— START OF DATASET CONTENT —

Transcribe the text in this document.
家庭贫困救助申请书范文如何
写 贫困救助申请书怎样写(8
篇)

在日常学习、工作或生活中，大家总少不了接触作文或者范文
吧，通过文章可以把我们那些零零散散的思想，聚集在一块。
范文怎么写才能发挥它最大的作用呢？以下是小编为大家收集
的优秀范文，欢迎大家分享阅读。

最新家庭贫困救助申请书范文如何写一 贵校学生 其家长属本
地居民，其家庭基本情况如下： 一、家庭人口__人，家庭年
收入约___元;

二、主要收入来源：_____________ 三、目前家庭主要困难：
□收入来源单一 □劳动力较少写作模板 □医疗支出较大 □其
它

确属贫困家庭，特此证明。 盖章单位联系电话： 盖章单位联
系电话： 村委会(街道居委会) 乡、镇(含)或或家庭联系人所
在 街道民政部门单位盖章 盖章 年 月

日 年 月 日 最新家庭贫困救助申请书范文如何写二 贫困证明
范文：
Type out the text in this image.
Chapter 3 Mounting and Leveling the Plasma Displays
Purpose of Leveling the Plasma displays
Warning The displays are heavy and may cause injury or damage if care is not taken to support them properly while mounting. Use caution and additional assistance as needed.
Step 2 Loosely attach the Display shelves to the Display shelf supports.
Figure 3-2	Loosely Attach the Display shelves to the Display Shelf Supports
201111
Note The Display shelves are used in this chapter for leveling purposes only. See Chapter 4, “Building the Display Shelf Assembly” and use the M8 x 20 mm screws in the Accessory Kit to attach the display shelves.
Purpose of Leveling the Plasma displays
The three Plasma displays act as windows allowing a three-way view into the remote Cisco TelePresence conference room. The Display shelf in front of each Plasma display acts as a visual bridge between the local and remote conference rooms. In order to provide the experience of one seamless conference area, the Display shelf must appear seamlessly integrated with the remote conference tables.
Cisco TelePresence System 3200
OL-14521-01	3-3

— END OF DATASET CONTENT —

Extract every entry above as it appears.

Transcribe the text in this document.
家庭贫困救助申请书范文如何
写 贫困救助申请书怎样写(8
篇)

在日常学习、工作或生活中，大家总少不了接触作文或者范文
吧，通过文章可以把我们那些零零散散的思想，聚集在一块。
范文怎么写才能发挥它最大的作用呢？以下是小编为大家收集
的优秀范文，欢迎大家分享阅读。

最新家庭贫困救助申请书范文如何写一 贵校学生 其家长属本
地居民，其家庭基本情况如下： 一、家庭人口__人，家庭年
收入约___元;

二、主要收入来源：_____________ 三、目前家庭主要困难：
□收入来源单一 □劳动力较少写作模板 □医疗支出较大 □其
它

确属贫困家庭，特此证明。 盖章单位联系电话： 盖章单位联
系电话： 村委会(街道居委会) 乡、镇(含)或或家庭联系人所
在 街道民政部门单位盖章 盖章 年 月

日 年 月 日 最新家庭贫困救助申请书范文如何写二 贫困证明
范文：
Type out the text in this image.
Chapter 3 Mounting and Leveling the Plasma Displays
Purpose of Leveling the Plasma displays
Warning The displays are heavy and may cause injury or damage if care is not taken to support them properly while mounting. Use caution and additional assistance as needed.
Step 2 Loosely attach the Display shelves to the Display shelf supports.
Figure 3-2	Loosely Attach the Display shelves to the Display Shelf Supports
201111
Note The Display shelves are used in this chapter for leveling purposes only. See Chapter 4, “Building the Display Shelf Assembly” and use the M8 x 20 mm screws in the Accessory Kit to attach the display shelves.
Purpose of Leveling the Plasma displays
The three Plasma displays act as windows allowing a three-way view into the remote Cisco TelePresence conference room. The Display shelf in front of each Plasma display acts as a visual bridge between the local and remote conference rooms. In order to provide the experience of one seamless conference area, the Display shelf must appear seamlessly integrated with the remote conference tables.
Cisco TelePresence System 3200
OL-14521-01	3-3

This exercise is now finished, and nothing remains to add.